▶ Exercise aim: Copy out all lines in the data below containing the string "icon".

>>>>

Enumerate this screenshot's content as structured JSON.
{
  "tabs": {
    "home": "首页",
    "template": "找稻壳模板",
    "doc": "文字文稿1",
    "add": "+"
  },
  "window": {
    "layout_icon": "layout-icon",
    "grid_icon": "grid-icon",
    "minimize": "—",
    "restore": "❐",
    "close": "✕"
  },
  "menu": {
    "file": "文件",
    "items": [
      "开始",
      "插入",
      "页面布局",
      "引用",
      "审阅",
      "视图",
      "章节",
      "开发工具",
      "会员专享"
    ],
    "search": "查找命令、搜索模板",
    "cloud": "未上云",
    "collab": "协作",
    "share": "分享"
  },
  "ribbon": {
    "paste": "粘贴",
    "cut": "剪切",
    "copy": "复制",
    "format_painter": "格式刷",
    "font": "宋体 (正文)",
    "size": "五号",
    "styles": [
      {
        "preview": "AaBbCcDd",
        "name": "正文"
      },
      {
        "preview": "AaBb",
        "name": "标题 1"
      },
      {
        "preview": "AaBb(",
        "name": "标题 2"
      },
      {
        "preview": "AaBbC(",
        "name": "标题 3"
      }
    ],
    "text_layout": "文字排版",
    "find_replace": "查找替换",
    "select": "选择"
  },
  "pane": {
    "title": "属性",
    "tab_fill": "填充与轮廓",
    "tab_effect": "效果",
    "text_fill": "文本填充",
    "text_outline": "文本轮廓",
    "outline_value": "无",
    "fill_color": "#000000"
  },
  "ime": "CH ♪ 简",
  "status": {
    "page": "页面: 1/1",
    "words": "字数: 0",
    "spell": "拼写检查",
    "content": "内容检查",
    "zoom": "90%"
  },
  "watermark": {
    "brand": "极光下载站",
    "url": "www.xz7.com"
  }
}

<<<<
>>>>

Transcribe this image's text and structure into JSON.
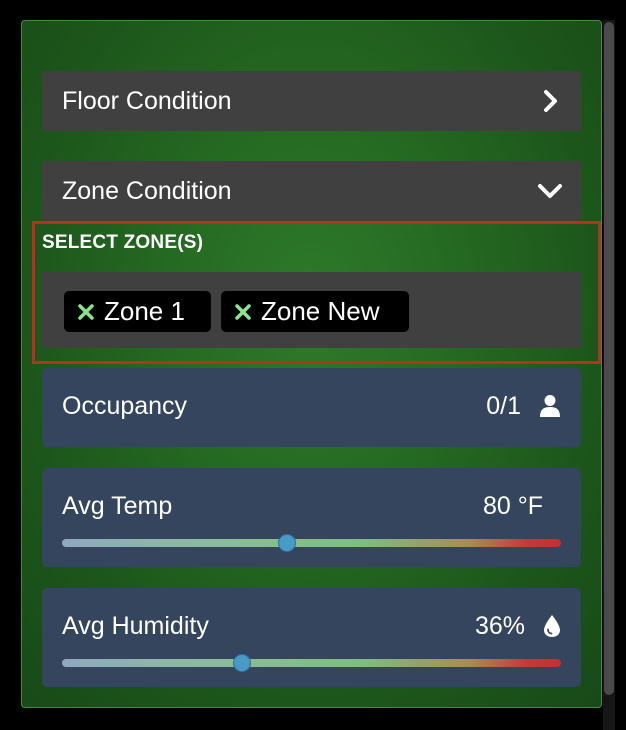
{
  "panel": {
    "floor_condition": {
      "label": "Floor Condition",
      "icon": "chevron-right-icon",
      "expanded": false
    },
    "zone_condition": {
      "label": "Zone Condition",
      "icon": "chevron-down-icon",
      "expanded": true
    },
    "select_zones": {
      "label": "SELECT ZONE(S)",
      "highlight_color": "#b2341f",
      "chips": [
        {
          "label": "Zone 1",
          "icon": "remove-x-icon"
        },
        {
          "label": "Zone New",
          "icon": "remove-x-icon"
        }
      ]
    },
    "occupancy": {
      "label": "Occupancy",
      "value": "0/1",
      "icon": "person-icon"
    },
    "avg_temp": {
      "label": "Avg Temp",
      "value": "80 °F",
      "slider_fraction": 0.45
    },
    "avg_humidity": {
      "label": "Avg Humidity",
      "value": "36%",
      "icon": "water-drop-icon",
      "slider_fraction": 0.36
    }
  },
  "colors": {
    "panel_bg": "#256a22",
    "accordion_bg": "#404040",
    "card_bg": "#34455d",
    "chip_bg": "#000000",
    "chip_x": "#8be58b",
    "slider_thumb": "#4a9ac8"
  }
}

<<<<

▶ Task response:
    "layout_icon": "layout-icon",
    "grid_icon": "grid-icon",
      "icon": "chevron-right-icon",
      "icon": "chevron-down-icon",
          "icon": "remove-x-icon"
          "icon": "remove-x-icon"
      "icon": "person-icon"
      "icon": "water-drop-icon",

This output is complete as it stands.